- **Problem details**
Copy every line from the data below in which the string "Подготовка" can be found.

- **Raw data**
####

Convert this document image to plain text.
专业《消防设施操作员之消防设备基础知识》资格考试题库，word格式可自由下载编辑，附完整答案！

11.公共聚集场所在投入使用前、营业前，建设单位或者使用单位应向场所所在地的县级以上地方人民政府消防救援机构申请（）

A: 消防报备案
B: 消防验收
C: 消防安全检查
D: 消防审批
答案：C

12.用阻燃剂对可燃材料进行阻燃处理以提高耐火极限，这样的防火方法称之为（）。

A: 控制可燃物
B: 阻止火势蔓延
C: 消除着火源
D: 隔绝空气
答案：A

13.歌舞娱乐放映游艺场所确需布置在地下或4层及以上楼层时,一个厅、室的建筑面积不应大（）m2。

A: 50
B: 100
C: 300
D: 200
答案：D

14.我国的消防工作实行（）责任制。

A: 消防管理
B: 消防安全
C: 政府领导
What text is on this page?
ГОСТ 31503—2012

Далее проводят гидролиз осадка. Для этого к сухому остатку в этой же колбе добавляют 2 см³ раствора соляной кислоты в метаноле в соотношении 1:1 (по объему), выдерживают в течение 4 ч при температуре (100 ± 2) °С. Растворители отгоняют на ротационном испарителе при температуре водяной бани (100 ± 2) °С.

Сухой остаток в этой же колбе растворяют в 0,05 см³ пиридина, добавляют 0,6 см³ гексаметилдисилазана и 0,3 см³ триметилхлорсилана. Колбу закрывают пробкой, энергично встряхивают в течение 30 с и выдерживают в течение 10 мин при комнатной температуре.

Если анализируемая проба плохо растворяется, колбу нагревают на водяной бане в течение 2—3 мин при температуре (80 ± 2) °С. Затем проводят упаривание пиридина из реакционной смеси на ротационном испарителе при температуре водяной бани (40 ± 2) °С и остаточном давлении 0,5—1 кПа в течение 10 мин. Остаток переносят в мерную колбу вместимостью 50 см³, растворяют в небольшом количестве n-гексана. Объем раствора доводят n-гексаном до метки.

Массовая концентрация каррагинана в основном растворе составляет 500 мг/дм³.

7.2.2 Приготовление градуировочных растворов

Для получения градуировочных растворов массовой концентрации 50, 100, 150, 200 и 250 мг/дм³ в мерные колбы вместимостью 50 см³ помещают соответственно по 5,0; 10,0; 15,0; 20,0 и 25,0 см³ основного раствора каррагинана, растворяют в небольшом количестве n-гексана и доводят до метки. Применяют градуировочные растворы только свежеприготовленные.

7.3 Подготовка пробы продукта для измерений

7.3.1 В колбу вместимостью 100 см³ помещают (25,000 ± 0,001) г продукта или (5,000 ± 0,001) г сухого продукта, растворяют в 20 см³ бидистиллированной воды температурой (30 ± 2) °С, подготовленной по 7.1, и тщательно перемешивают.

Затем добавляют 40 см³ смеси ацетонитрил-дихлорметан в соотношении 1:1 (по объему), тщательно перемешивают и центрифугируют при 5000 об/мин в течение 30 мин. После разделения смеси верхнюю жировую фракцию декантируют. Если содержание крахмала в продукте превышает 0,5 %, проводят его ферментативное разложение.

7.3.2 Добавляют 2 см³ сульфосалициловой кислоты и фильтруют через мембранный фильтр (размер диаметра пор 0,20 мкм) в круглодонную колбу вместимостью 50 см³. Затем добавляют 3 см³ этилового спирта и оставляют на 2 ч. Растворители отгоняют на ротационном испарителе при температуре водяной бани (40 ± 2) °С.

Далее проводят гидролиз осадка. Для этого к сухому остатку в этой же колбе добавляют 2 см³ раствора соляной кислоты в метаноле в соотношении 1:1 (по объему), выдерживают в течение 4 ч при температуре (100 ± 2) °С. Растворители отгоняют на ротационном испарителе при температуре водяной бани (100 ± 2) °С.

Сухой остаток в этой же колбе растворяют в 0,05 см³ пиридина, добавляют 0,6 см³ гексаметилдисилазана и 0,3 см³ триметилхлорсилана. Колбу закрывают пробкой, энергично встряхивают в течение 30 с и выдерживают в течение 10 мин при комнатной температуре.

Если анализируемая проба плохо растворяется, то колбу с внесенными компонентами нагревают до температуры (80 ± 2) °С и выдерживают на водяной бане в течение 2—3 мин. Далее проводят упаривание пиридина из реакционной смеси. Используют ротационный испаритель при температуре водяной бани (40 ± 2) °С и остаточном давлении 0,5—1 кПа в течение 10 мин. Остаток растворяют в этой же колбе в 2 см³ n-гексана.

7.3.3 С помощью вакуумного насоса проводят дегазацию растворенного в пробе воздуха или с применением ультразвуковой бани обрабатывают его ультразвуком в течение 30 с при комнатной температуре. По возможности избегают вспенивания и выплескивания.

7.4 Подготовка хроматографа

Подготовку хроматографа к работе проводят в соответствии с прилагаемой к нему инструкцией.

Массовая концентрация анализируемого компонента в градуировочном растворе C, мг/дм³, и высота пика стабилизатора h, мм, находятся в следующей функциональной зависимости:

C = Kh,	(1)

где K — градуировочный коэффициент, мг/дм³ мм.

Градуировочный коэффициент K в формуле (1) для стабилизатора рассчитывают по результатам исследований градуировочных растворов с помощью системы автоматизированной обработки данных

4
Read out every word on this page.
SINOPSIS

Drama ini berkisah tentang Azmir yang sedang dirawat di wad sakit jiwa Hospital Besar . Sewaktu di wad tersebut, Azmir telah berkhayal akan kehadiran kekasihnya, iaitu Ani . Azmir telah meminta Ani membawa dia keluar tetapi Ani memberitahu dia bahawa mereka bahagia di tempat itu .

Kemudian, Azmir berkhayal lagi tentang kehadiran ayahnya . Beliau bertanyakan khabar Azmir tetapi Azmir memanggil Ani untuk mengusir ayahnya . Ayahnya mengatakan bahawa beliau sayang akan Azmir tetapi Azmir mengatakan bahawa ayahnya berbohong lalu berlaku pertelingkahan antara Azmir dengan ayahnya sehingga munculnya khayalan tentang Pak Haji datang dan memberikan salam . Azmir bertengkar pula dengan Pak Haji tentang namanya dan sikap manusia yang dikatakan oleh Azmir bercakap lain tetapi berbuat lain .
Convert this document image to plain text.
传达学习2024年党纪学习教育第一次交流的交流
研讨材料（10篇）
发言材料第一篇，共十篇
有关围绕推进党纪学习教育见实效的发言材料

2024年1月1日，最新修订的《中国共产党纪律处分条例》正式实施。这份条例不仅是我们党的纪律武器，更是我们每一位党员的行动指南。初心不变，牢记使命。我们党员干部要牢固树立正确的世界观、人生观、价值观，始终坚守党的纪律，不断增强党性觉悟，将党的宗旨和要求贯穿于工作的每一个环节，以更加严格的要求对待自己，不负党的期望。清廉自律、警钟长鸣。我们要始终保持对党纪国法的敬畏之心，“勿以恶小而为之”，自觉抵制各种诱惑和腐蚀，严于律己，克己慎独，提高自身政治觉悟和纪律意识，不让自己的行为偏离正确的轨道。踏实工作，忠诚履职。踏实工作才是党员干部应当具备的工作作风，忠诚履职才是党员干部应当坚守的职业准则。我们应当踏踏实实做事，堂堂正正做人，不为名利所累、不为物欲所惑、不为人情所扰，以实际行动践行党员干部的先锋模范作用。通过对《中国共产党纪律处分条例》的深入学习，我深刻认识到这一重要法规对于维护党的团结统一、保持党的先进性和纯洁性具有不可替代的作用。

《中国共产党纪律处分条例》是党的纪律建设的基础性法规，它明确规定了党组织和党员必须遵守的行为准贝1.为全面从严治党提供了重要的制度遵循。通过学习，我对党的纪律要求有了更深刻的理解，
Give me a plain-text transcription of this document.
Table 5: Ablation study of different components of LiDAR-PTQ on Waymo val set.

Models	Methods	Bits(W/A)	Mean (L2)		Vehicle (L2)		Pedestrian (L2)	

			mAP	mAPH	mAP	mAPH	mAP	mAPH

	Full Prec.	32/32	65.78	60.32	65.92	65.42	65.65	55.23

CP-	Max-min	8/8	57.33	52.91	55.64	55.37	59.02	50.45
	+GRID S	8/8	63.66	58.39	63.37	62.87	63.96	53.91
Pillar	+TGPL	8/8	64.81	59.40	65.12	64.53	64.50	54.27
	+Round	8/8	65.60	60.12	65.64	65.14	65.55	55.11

####

- **Completed task**
7.3 Подготовка пробы продукта для измерений
7.4 Подготовка хроматографа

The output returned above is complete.